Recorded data
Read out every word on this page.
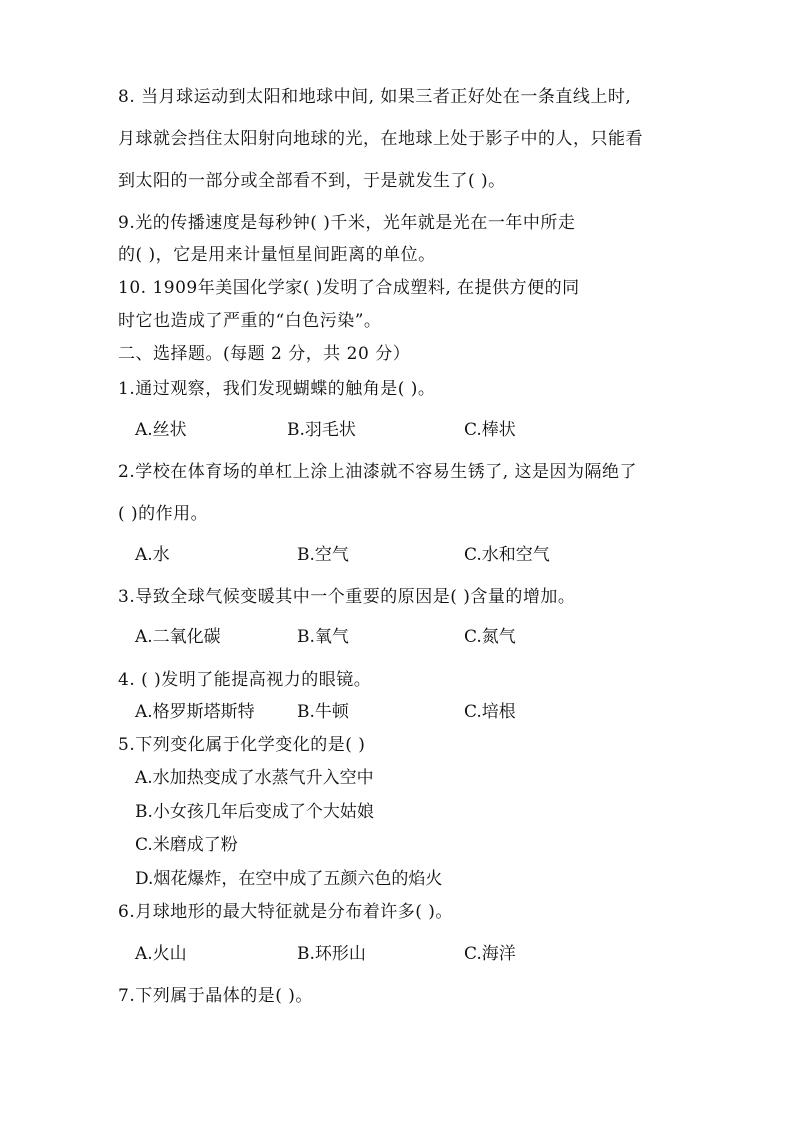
8. 当月球运动到太阳和地球中间, 如果三者正好处在一条直线上时,
月球就会挡住太阳射向地球的光，在地球上处于影子中的人，只能看
到太阳的一部分或全部看不到，于是就发生了( )。
9.光的传播速度是每秒钟( )千米，光年就是光在一年中所走
的( )，它是用来计量恒星间距离的单位。
10. 1909年美国化学家( )发明了合成塑料, 在提供方便的同
时它也造成了严重的“白色污染”。
二、选择题。(每题 2 分，共 20 分）
1.通过观察，我们发现蝴蝶的触角是( )。
A.丝状	B.羽毛状	C.棒状
2.学校在体育场的单杠上涂上油漆就不容易生锈了, 这是因为隔绝了
( )的作用。
A.水	B.空气	C.水和空气
3.导致全球气候变暖其中一个重要的原因是( )含量的增加。
A.二氧化碳	B.氧气	C.氮气
4. ( )发明了能提高视力的眼镜。
A.格罗斯塔斯特 B.牛顿	C.培根
5.下列变化属于化学变化的是( )
A.水加热变成了水蒸气升入空中
B.小女孩几年后变成了个大姑娘
C.米磨成了粉
D.烟花爆炸，在空中成了五颜六色的焰火
6.月球地形的最大特征就是分布着许多( )。
A.火山	B.环形山	C.海洋
7.下列属于晶体的是( )。
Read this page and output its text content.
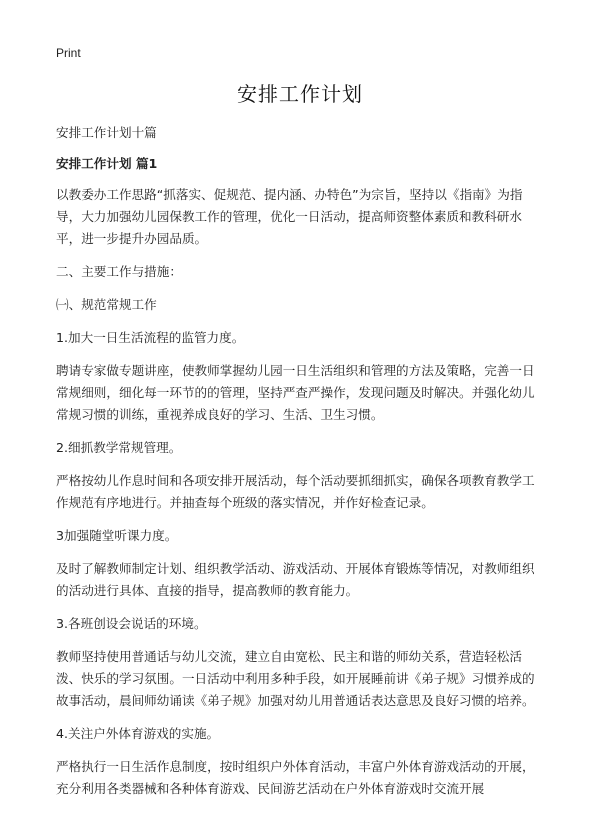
Print
安排工作计划

安排工作计划十篇

安排工作计划 篇1

以教委办工作思路“抓落实、促规范、提内涵、办特色”为宗旨，坚持以《指南》为指导，大力加强幼儿园保教工作的管理，优化一日活动，提高师资整体素质和教科研水平，进一步提升办园品质。

二、主要工作与措施：

㈠、规范常规工作

1.加大一日生活流程的监管力度。

聘请专家做专题讲座，使教师掌握幼儿园一日生活组织和管理的方法及策略，完善一日常规细则，细化每一环节的的管理，坚持严查严操作，发现问题及时解决。并强化幼儿常规习惯的训练，重视养成良好的学习、生活、卫生习惯。

2.细抓教学常规管理。

严格按幼儿作息时间和各项安排开展活动，每个活动要抓细抓实，确保各项教育教学工作规范有序地进行。并抽查每个班级的落实情况，并作好检查记录。

3加强随堂听课力度。

及时了解教师制定计划、组织教学活动、游戏活动、开展体育锻炼等情况，对教师组织的活动进行具体、直接的指导，提高教师的教育能力。

3.各班创设会说话的环境。

教师坚持使用普通话与幼儿交流，建立自由宽松、民主和谐的师幼关系，营造轻松活泼、快乐的学习氛围。一日活动中利用多种手段，如开展睡前讲《弟子规》习惯养成的故事活动，晨间师幼诵读《弟子规》加强对幼儿用普通话表达意思及良好习惯的培养。

4.关注户外体育游戏的实施。

严格执行一日生活作息制度，按时组织户外体育活动，丰富户外体育游戏活动的开展，充分利用各类器械和各种体育游戏、民间游艺活动在户外体育游戏时交流开展
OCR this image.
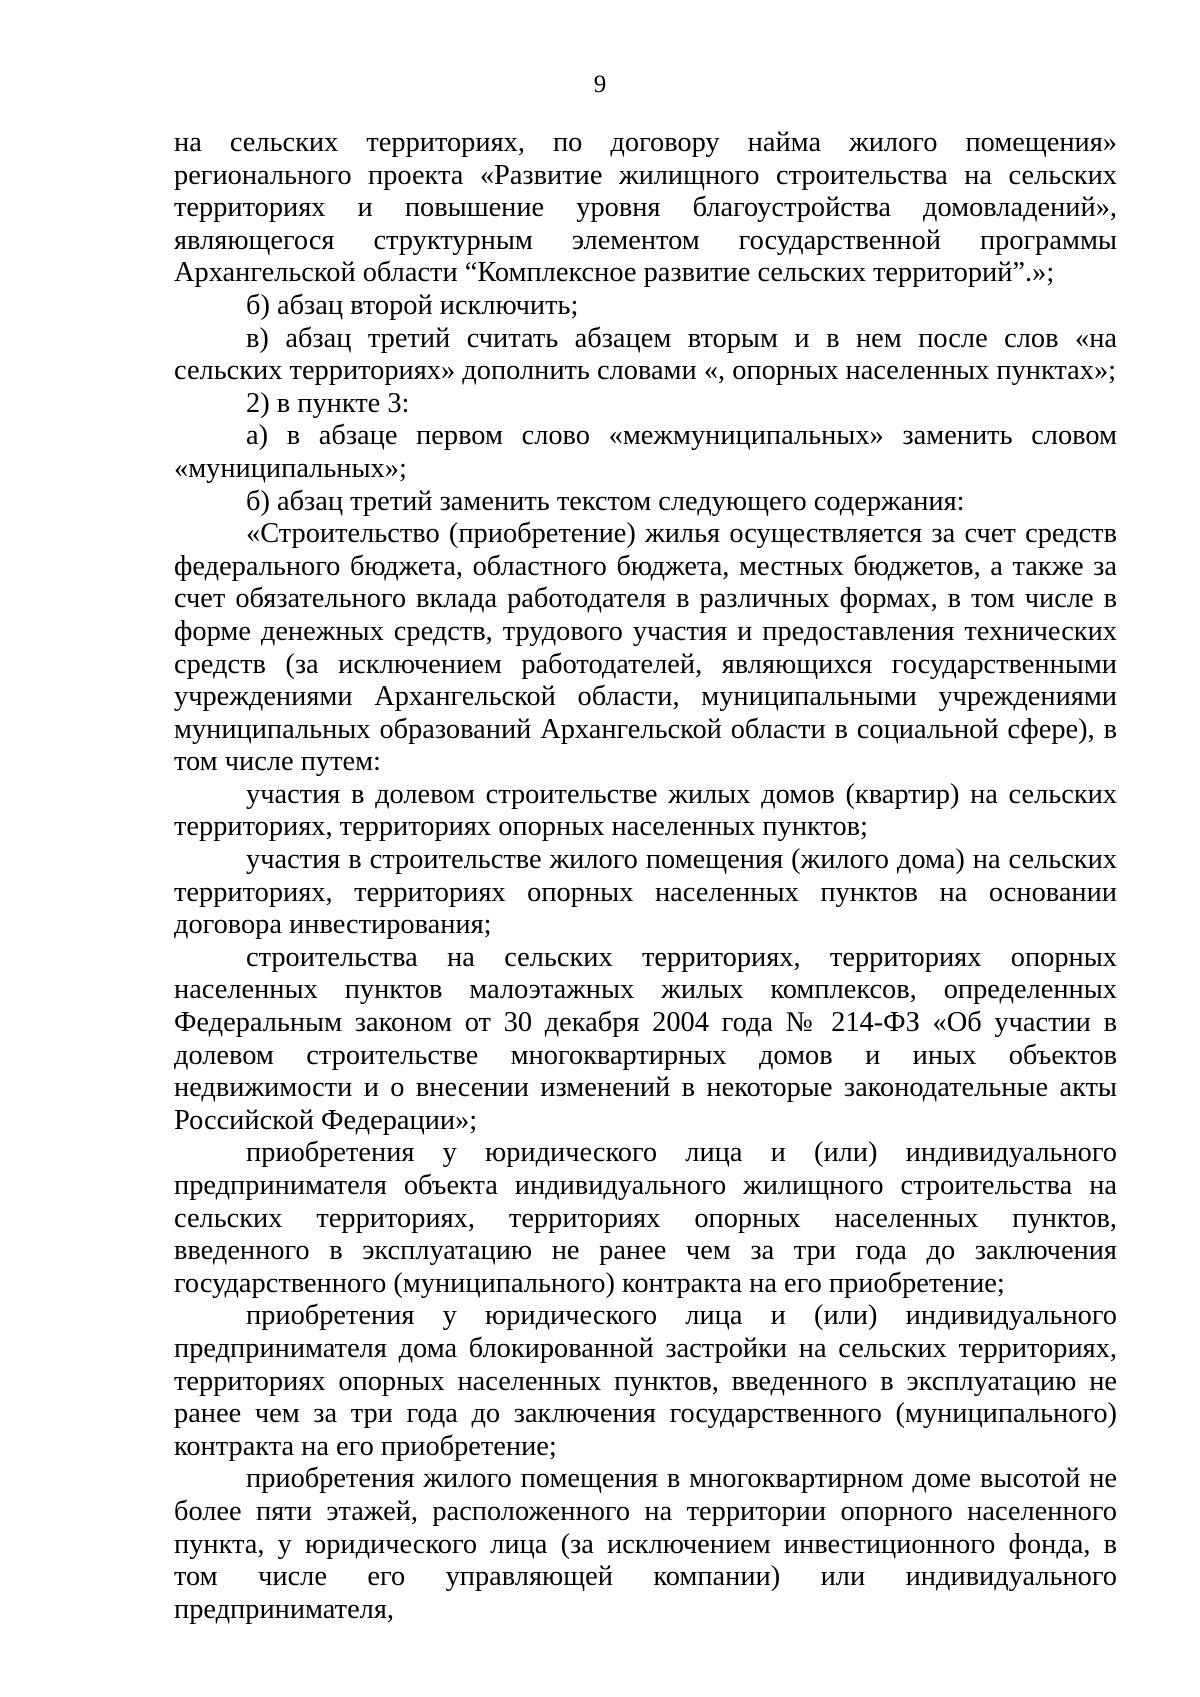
9

на сельских территориях, по договору найма жилого помещения» регионального проекта «Развитие жилищного строительства на сельских территориях и повышение уровня благоустройства домовладений», являющегося структурным элементом государственной программы Архангельской области “Комплексное развитие сельских территорий”.»;

б) абзац второй исключить;

в) абзац третий считать абзацем вторым и в нем после слов «на сельских территориях» дополнить словами «, опорных населенных пунктах»;

2) в пункте 3:

а) в абзаце первом слово «межмуниципальных» заменить словом «муниципальных»;

б) абзац третий заменить текстом следующего содержания:

«Строительство (приобретение) жилья осуществляется за счет средств федерального бюджета, областного бюджета, местных бюджетов, а также за счет обязательного вклада работодателя в различных формах, в том числе в форме денежных средств, трудового участия и предоставления технических средств (за исключением работодателей, являющихся государственными учреждениями Архангельской области, муниципальными учреждениями муниципальных образований Архангельской области в социальной сфере), в том числе путем:

участия в долевом строительстве жилых домов (квартир) на сельских территориях, территориях опорных населенных пунктов;

участия в строительстве жилого помещения (жилого дома) на сельских территориях, территориях опорных населенных пунктов на основании договора инвестирования;

строительства на сельских территориях, территориях опорных населенных пунктов малоэтажных жилых комплексов, определенных Федеральным законом от 30 декабря 2004 года № 214-ФЗ «Об участии в долевом строительстве многоквартирных домов и иных объектов недвижимости и о внесении изменений в некоторые законодательные акты Российской Федерации»;

приобретения у юридического лица и (или) индивидуального предпринимателя объекта индивидуального жилищного строительства на сельских территориях, территориях опорных населенных пунктов, введенного в эксплуатацию не ранее чем за три года до заключения государственного (муниципального) контракта на его приобретение;

приобретения у юридического лица и (или) индивидуального предпринимателя дома блокированной застройки на сельских территориях, территориях опорных населенных пунктов, введенного в эксплуатацию не ранее чем за три года до заключения государственного (муниципального) контракта на его приобретение;

приобретения жилого помещения в многоквартирном доме высотой не более пяти этажей, расположенного на территории опорного населенного пункта, у юридического лица (за исключением инвестиционного фонда, в том числе его управляющей компании) или индивидуального предпринимателя,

**Requirement**: Every record above should be written out again exactly; the pictures stay out of the copy.

**Answer to this exercise**:
Read out every word on this page.
8. 当月球运动到太阳和地球中间, 如果三者正好处在一条直线上时,
月球就会挡住太阳射向地球的光，在地球上处于影子中的人，只能看
到太阳的一部分或全部看不到，于是就发生了( )。
9.光的传播速度是每秒钟( )千米，光年就是光在一年中所走
的( )，它是用来计量恒星间距离的单位。
10. 1909年美国化学家( )发明了合成塑料, 在提供方便的同
时它也造成了严重的“白色污染”。
二、选择题。(每题 2 分，共 20 分）
1.通过观察，我们发现蝴蝶的触角是( )。
A.丝状	B.羽毛状	C.棒状
2.学校在体育场的单杠上涂上油漆就不容易生锈了, 这是因为隔绝了
( )的作用。
A.水	B.空气	C.水和空气
3.导致全球气候变暖其中一个重要的原因是( )含量的增加。
A.二氧化碳	B.氧气	C.氮气
4. ( )发明了能提高视力的眼镜。
A.格罗斯塔斯特 B.牛顿	C.培根
5.下列变化属于化学变化的是( )
A.水加热变成了水蒸气升入空中
B.小女孩几年后变成了个大姑娘
C.米磨成了粉
D.烟花爆炸，在空中成了五颜六色的焰火
6.月球地形的最大特征就是分布着许多( )。
A.火山	B.环形山	C.海洋
7.下列属于晶体的是( )。
Read this page and output its text content.
Print
安排工作计划

安排工作计划十篇

安排工作计划 篇1

以教委办工作思路“抓落实、促规范、提内涵、办特色”为宗旨，坚持以《指南》为指导，大力加强幼儿园保教工作的管理，优化一日活动，提高师资整体素质和教科研水平，进一步提升办园品质。

二、主要工作与措施：

㈠、规范常规工作

1.加大一日生活流程的监管力度。

聘请专家做专题讲座，使教师掌握幼儿园一日生活组织和管理的方法及策略，完善一日常规细则，细化每一环节的的管理，坚持严查严操作，发现问题及时解决。并强化幼儿常规习惯的训练，重视养成良好的学习、生活、卫生习惯。

2.细抓教学常规管理。

严格按幼儿作息时间和各项安排开展活动，每个活动要抓细抓实，确保各项教育教学工作规范有序地进行。并抽查每个班级的落实情况，并作好检查记录。

3加强随堂听课力度。

及时了解教师制定计划、组织教学活动、游戏活动、开展体育锻炼等情况，对教师组织的活动进行具体、直接的指导，提高教师的教育能力。

3.各班创设会说话的环境。

教师坚持使用普通话与幼儿交流，建立自由宽松、民主和谐的师幼关系，营造轻松活泼、快乐的学习氛围。一日活动中利用多种手段，如开展睡前讲《弟子规》习惯养成的故事活动，晨间师幼诵读《弟子规》加强对幼儿用普通话表达意思及良好习惯的培养。

4.关注户外体育游戏的实施。

严格执行一日生活作息制度，按时组织户外体育活动，丰富户外体育游戏活动的开展，充分利用各类器械和各种体育游戏、民间游艺活动在户外体育游戏时交流开展
OCR this image.
9

на сельских территориях, по договору найма жилого помещения» регионального проекта «Развитие жилищного строительства на сельских территориях и повышение уровня благоустройства домовладений», являющегося структурным элементом государственной программы Архангельской области “Комплексное развитие сельских территорий”.»;

б) абзац второй исключить;

в) абзац третий считать абзацем вторым и в нем после слов «на сельских территориях» дополнить словами «, опорных населенных пунктах»;

2) в пункте 3:

а) в абзаце первом слово «межмуниципальных» заменить словом «муниципальных»;

б) абзац третий заменить текстом следующего содержания:

«Строительство (приобретение) жилья осуществляется за счет средств федерального бюджета, областного бюджета, местных бюджетов, а также за счет обязательного вклада работодателя в различных формах, в том числе в форме денежных средств, трудового участия и предоставления технических средств (за исключением работодателей, являющихся государственными учреждениями Архангельской области, муниципальными учреждениями муниципальных образований Архангельской области в социальной сфере), в том числе путем:

участия в долевом строительстве жилых домов (квартир) на сельских территориях, территориях опорных населенных пунктов;

участия в строительстве жилого помещения (жилого дома) на сельских территориях, территориях опорных населенных пунктов на основании договора инвестирования;

строительства на сельских территориях, территориях опорных населенных пунктов малоэтажных жилых комплексов, определенных Федеральным законом от 30 декабря 2004 года № 214-ФЗ «Об участии в долевом строительстве многоквартирных домов и иных объектов недвижимости и о внесении изменений в некоторые законодательные акты Российской Федерации»;

приобретения у юридического лица и (или) индивидуального предпринимателя объекта индивидуального жилищного строительства на сельских территориях, территориях опорных населенных пунктов, введенного в эксплуатацию не ранее чем за три года до заключения государственного (муниципального) контракта на его приобретение;

приобретения у юридического лица и (или) индивидуального предпринимателя дома блокированной застройки на сельских территориях, территориях опорных населенных пунктов, введенного в эксплуатацию не ранее чем за три года до заключения государственного (муниципального) контракта на его приобретение;

приобретения жилого помещения в многоквартирном доме высотой не более пяти этажей, расположенного на территории опорного населенного пункта, у юридического лица (за исключением инвестиционного фонда, в том числе его управляющей компании) или индивидуального предпринимателя,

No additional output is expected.